* EXERCISE PROMPT
Copy every line of the listing below verbatim, omitting the picture.

* PROVIDED DATA
::::
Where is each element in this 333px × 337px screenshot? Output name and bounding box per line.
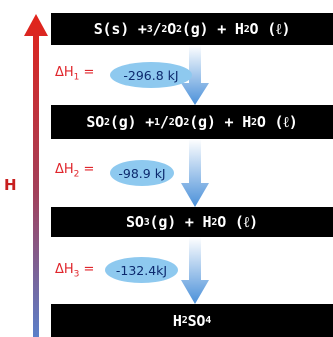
- box3-h2o-sub: 2: [211, 216, 218, 228]
- box2-h2o-sub: 2: [251, 116, 257, 128]
- box1-part-c: (g) + H: [181, 20, 244, 38]
- delta-h-symbol-2: ΔH: [55, 162, 74, 177]
- delta-h-value-2: -98.9 kJ: [110, 160, 174, 186]
- delta-h-equals-3: =: [79, 262, 95, 277]
- delta-h-label-3: ΔH3 =: [55, 262, 94, 280]
- step-arrow-3: [181, 237, 209, 304]
- box1-frac-num: 3: [146, 23, 153, 35]
- box2-part-c: O: [174, 113, 184, 131]
- box1-frac-den: 2: [161, 23, 168, 35]
- step-arrow-2: [181, 139, 209, 207]
- delta-h-equals-1: =: [79, 65, 95, 80]
- box4-so4-sub: 4: [205, 315, 212, 326]
- delta-h-label-1: ΔH1 =: [55, 65, 94, 83]
- box2-part-e: O (ℓ): [256, 112, 298, 131]
- box1-h2o-sub: 2: [243, 23, 250, 35]
- delta-h-symbol-3: ΔH: [55, 262, 74, 277]
- delta-h-index-2: 2: [73, 169, 80, 180]
- box2-frac-slash: /: [159, 113, 169, 131]
- box1-part-d: O (ℓ): [249, 19, 291, 38]
- box1-part-a: S(s) +: [93, 20, 147, 38]
- box4-part-b: SO: [187, 311, 206, 330]
- delta-h-value-3: -132.4kJ: [105, 257, 178, 283]
- box1-part-b: O: [167, 20, 177, 38]
- delta-h-label-2: ΔH2 =: [55, 162, 94, 180]
- delta-h-index-1: 1: [73, 72, 80, 83]
- box2-part-b: (g) +: [109, 113, 155, 131]
- box4-h2-sub: 2: [181, 315, 188, 326]
- box2-so2-sub: 2: [104, 116, 110, 128]
- box3-part-b: (g) + H: [149, 213, 212, 231]
- delta-h-index-3: 3: [73, 269, 80, 280]
- box3-part-c: O (ℓ): [217, 212, 258, 231]
- enthalpy-axis-arrow: [24, 14, 48, 337]
- delta-h-symbol-1: ΔH: [55, 65, 74, 80]
- box2-o2-sub: 2: [183, 116, 190, 128]
- delta-h-value-1: -296.8 kJ: [110, 62, 192, 88]
- box3-part-a: SO: [126, 213, 144, 231]
- box2-part-a: SO: [86, 113, 105, 131]
- delta-h-equals-2: =: [79, 162, 95, 177]
- reaction-box-4: H 2 SO 4: [51, 304, 333, 337]
- box4-part-a: H: [172, 311, 182, 330]
- box2-frac-den: 2: [168, 116, 175, 128]
- box1-frac-slash: /: [152, 20, 162, 38]
- box1-o2-sub: 2: [176, 23, 182, 35]
- enthalpy-axis-label: H: [4, 176, 17, 194]
- step-arrow-1: [181, 45, 209, 105]
- box3-so3-sub: 3: [143, 216, 150, 228]
- box2-frac-num: 1: [154, 116, 160, 128]
- box2-part-d: (g) + H: [189, 113, 252, 131]
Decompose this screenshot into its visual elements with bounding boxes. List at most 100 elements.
::::
* RESPONSE BELOW
Where is each element in this 333px × 337px screenshot? Output name and bounding box per line.
- box3-h2o-sub: 2: [211, 216, 218, 228]
- box2-h2o-sub: 2: [251, 116, 257, 128]
- box1-part-c: (g) + H: [181, 20, 244, 38]
- delta-h-symbol-2: ΔH: [55, 162, 74, 177]
- delta-h-value-2: -98.9 kJ: [110, 160, 174, 186]
- delta-h-equals-3: =: [79, 262, 95, 277]
- delta-h-label-3: ΔH3 =: [55, 262, 94, 280]
- step-arrow-3: [181, 237, 209, 304]
- box1-frac-num: 3: [146, 23, 153, 35]
- box2-part-c: O: [174, 113, 184, 131]
- box1-frac-den: 2: [161, 23, 168, 35]
- step-arrow-2: [181, 139, 209, 207]
- delta-h-equals-1: =: [79, 65, 95, 80]
- box4-so4-sub: 4: [205, 315, 212, 326]
- delta-h-label-1: ΔH1 =: [55, 65, 94, 83]
- box2-part-e: O (ℓ): [256, 112, 298, 131]
- box1-h2o-sub: 2: [243, 23, 250, 35]
- delta-h-symbol-3: ΔH: [55, 262, 74, 277]
- delta-h-index-2: 2: [73, 169, 80, 180]
- box2-frac-slash: /: [159, 113, 169, 131]
- box1-part-d: O (ℓ): [249, 19, 291, 38]
- box1-part-a: S(s) +: [93, 20, 147, 38]
- box4-part-b: SO: [187, 311, 206, 330]
- delta-h-value-3: -132.4kJ: [105, 257, 178, 283]
- box1-part-b: O: [167, 20, 177, 38]
- delta-h-label-2: ΔH2 =: [55, 162, 94, 180]
- delta-h-index-1: 1: [73, 72, 80, 83]
- box2-part-b: (g) +: [109, 113, 155, 131]
- box4-h2-sub: 2: [181, 315, 188, 326]
- box2-so2-sub: 2: [104, 116, 110, 128]
- box3-part-b: (g) + H: [149, 213, 212, 231]
- delta-h-index-3: 3: [73, 269, 80, 280]
- box3-part-c: O (ℓ): [217, 212, 258, 231]
- enthalpy-axis-arrow: [24, 14, 48, 337]
- delta-h-symbol-1: ΔH: [55, 65, 74, 80]
- box2-o2-sub: 2: [183, 116, 190, 128]
- delta-h-value-1: -296.8 kJ: [110, 62, 192, 88]
- box3-part-a: SO: [126, 213, 144, 231]
- box2-part-a: SO: [86, 113, 105, 131]
- delta-h-equals-2: =: [79, 162, 95, 177]
- reaction-box-4: H 2 SO 4: [51, 304, 333, 337]
- box4-part-a: H: [172, 311, 182, 330]
- box2-frac-den: 2: [168, 116, 175, 128]
- box1-frac-slash: /: [152, 20, 162, 38]
- box1-o2-sub: 2: [176, 23, 182, 35]
- enthalpy-axis-label: H: [4, 176, 17, 194]
- step-arrow-1: [181, 45, 209, 105]
- box3-so3-sub: 3: [143, 216, 150, 228]
- box2-frac-num: 1: [154, 116, 160, 128]
- box2-part-d: (g) + H: [189, 113, 252, 131]
Decompose this screenshot into its visual elements with bounding boxes. List at most 100 elements.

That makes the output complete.